---------- Provided records ----------

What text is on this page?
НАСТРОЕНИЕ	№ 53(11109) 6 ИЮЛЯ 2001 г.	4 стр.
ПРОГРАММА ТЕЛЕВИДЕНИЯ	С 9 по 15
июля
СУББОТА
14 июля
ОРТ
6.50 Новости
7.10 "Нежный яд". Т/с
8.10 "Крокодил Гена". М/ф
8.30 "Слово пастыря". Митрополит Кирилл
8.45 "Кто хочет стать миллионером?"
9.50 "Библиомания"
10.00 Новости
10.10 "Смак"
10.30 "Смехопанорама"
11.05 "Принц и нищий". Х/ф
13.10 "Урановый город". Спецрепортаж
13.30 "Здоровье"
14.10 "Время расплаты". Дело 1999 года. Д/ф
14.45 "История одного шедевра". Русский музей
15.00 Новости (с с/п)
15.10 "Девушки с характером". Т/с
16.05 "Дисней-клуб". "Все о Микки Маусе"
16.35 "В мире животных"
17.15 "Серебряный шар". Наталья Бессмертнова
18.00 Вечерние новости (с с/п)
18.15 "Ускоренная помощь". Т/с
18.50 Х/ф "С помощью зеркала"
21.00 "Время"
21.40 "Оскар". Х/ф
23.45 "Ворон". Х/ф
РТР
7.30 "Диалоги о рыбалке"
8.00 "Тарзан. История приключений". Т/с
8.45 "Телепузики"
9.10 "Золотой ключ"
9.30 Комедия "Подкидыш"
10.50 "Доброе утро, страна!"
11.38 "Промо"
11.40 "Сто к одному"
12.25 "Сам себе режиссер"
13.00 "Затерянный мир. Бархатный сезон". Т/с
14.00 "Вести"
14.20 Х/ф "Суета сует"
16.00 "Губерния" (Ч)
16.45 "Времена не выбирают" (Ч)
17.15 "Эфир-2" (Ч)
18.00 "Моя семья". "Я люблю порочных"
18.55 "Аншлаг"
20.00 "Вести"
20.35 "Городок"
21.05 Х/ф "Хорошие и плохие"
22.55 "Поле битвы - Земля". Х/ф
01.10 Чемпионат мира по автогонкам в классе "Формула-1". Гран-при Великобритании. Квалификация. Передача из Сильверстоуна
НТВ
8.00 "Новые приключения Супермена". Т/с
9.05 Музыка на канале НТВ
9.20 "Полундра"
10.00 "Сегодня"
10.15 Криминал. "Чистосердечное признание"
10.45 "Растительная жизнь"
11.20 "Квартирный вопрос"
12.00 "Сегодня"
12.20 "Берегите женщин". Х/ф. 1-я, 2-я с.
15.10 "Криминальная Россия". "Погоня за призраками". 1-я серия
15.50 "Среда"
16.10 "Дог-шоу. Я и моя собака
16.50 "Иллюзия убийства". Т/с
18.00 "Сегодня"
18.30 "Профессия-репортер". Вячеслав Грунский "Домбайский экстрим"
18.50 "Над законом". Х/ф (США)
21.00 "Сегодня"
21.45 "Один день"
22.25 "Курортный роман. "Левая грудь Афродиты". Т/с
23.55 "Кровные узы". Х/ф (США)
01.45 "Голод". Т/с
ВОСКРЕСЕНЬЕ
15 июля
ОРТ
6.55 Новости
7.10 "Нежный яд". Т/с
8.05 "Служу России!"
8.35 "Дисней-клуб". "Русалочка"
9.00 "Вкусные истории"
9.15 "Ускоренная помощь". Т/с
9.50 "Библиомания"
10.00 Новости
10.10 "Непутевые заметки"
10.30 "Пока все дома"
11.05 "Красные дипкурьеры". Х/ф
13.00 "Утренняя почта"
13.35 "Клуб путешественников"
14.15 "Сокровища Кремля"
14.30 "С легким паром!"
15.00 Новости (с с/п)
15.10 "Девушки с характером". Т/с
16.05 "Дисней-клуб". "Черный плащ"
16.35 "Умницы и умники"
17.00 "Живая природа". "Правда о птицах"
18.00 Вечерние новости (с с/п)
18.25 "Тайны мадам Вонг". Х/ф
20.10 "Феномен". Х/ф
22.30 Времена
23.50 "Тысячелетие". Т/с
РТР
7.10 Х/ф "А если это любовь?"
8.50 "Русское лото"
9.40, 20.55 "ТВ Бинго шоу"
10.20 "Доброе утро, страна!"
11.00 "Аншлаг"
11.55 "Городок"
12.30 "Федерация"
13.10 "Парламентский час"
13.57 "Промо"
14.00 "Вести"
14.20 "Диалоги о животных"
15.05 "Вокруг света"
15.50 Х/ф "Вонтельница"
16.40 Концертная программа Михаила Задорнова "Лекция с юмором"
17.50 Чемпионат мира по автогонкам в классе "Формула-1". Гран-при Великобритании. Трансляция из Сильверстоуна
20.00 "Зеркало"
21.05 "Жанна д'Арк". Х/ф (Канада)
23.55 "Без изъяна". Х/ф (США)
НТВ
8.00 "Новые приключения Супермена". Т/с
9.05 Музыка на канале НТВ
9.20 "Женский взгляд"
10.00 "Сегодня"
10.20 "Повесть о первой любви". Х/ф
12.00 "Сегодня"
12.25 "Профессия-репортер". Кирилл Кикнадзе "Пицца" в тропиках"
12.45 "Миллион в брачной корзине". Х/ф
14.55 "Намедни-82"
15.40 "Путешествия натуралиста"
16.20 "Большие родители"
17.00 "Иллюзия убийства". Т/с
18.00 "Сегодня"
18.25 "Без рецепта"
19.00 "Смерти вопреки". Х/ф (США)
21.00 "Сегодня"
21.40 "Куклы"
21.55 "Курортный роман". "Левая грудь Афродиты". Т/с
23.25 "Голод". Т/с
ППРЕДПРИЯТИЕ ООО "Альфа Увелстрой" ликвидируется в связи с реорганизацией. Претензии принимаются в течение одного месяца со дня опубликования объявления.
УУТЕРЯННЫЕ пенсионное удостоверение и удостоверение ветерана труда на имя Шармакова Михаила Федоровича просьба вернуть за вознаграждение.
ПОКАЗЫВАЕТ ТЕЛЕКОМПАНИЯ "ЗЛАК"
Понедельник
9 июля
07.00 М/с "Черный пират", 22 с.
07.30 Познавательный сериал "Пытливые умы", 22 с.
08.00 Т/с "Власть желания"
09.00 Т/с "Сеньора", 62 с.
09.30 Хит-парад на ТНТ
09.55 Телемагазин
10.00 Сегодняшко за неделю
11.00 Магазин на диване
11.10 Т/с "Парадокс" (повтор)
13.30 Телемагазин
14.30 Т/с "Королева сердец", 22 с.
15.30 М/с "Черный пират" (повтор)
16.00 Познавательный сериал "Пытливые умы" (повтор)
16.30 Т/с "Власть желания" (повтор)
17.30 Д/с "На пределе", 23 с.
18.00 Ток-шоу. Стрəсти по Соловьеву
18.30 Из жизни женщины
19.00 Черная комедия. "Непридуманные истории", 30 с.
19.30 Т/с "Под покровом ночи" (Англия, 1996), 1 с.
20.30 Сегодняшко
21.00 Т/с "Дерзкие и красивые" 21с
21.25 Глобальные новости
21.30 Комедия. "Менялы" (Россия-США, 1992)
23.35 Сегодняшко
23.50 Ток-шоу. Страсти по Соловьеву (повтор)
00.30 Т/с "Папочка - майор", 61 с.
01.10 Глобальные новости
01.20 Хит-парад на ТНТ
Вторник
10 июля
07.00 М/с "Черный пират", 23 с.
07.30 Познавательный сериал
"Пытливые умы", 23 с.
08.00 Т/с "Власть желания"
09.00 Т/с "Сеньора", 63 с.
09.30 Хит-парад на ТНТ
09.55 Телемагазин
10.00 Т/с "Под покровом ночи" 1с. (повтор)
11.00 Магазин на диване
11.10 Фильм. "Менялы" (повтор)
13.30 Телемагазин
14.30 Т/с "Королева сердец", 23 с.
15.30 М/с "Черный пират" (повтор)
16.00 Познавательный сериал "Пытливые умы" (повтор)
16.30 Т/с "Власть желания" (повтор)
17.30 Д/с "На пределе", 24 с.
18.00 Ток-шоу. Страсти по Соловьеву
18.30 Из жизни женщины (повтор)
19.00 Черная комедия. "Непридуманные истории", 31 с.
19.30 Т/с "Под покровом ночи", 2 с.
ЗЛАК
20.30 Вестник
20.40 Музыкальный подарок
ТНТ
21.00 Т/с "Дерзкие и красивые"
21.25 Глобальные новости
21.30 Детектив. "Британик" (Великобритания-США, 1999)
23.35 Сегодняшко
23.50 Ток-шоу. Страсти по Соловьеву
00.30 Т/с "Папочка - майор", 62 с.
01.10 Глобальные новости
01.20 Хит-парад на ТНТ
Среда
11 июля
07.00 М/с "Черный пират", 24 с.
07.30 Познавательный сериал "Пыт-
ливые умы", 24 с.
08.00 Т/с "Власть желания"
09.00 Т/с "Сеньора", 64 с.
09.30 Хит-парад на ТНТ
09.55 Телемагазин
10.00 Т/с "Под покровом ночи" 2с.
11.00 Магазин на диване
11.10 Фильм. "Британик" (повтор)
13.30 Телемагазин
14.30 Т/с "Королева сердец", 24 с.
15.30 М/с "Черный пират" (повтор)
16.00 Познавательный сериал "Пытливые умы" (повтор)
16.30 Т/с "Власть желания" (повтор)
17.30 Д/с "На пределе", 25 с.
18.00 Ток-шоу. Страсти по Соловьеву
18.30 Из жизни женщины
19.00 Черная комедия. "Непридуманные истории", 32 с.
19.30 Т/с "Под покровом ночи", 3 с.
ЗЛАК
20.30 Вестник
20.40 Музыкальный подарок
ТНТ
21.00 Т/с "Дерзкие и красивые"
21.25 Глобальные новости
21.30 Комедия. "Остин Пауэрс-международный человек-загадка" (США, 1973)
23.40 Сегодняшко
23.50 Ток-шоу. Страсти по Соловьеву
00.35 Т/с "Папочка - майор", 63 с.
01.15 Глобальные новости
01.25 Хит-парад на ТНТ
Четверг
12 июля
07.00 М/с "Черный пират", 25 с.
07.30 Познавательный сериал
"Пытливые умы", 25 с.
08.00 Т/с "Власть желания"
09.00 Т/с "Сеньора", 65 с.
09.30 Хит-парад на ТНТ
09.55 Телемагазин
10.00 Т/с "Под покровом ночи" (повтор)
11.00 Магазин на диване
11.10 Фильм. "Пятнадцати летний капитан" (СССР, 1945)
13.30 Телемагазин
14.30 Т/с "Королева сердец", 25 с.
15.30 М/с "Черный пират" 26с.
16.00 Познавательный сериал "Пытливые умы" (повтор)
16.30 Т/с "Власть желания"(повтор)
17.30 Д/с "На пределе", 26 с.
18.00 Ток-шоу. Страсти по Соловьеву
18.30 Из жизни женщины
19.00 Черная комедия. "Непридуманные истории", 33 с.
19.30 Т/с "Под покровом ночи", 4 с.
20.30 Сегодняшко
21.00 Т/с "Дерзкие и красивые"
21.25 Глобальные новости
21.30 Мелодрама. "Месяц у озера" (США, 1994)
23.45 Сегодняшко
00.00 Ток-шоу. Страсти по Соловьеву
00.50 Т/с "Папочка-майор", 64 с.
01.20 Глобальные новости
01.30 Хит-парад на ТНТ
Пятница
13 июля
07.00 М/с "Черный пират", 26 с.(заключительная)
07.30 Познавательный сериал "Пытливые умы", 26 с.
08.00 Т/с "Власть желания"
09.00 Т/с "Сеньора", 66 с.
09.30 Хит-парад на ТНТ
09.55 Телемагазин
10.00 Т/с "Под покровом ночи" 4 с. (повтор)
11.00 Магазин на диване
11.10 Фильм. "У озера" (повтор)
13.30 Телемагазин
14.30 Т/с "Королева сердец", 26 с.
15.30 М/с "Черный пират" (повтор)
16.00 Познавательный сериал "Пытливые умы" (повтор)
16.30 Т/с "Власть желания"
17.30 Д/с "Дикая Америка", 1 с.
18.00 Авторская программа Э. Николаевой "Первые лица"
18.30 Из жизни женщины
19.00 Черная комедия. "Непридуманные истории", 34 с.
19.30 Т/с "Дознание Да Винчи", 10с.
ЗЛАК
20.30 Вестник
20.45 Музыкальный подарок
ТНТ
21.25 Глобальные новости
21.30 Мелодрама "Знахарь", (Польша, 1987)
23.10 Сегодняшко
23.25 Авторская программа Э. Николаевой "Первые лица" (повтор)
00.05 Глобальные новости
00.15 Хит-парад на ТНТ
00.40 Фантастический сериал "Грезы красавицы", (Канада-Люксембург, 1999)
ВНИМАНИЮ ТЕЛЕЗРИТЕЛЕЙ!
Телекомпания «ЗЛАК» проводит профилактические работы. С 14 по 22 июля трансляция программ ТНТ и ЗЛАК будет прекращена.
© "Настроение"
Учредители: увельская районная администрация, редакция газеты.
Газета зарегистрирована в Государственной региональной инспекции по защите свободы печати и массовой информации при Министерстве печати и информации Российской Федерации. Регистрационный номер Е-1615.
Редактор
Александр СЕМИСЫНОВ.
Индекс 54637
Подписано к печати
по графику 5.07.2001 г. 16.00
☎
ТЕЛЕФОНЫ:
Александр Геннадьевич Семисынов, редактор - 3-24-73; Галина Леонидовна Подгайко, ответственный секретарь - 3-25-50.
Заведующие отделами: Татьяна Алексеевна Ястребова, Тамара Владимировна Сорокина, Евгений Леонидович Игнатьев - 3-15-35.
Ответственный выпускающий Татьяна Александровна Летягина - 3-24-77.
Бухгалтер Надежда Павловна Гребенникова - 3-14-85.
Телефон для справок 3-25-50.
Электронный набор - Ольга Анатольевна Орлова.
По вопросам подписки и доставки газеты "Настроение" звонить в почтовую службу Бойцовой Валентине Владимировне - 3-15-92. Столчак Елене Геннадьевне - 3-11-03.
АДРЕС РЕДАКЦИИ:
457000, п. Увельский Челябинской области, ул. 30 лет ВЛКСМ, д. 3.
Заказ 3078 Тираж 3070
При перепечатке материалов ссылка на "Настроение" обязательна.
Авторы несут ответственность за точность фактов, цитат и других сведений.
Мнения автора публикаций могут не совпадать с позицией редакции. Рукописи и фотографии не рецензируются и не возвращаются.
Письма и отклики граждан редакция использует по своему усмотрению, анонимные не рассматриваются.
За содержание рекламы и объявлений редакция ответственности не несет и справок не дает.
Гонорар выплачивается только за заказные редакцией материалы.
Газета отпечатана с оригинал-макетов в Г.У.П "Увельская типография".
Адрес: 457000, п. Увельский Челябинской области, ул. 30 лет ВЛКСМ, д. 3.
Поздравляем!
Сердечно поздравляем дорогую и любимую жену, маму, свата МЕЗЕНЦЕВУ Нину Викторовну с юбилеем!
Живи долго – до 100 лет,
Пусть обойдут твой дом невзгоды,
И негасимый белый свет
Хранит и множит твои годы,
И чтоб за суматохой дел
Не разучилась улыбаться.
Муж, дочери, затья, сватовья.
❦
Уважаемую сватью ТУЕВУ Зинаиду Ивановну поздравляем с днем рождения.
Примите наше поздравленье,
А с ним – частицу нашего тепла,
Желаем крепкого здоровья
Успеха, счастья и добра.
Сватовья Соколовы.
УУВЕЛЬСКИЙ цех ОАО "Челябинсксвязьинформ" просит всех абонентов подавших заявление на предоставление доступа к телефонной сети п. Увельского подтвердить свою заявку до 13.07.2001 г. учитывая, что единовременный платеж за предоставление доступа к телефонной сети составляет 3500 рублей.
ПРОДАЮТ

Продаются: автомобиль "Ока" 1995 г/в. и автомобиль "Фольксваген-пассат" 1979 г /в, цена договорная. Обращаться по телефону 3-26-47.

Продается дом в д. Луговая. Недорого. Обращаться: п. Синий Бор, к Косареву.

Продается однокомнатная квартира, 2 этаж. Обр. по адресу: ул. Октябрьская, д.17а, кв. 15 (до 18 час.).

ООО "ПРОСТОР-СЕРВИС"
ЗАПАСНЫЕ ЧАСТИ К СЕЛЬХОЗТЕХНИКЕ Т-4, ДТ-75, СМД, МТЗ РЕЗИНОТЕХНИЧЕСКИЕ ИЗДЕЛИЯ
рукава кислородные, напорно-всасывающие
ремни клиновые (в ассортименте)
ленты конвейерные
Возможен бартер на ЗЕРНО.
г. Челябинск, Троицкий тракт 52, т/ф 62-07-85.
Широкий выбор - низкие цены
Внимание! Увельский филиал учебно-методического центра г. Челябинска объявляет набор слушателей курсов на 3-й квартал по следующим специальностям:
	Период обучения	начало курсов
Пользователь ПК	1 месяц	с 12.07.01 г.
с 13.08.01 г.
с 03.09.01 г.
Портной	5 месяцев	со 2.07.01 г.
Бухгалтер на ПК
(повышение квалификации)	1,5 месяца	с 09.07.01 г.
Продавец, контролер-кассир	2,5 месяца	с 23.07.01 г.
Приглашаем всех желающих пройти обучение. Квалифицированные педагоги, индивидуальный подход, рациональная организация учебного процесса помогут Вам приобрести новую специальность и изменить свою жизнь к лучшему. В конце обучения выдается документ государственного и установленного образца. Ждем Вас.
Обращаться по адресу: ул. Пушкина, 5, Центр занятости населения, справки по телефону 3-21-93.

----------

| Given task |
Find every line with "редакция" in the listing and state how many there are, nothing else.

| Response below |
3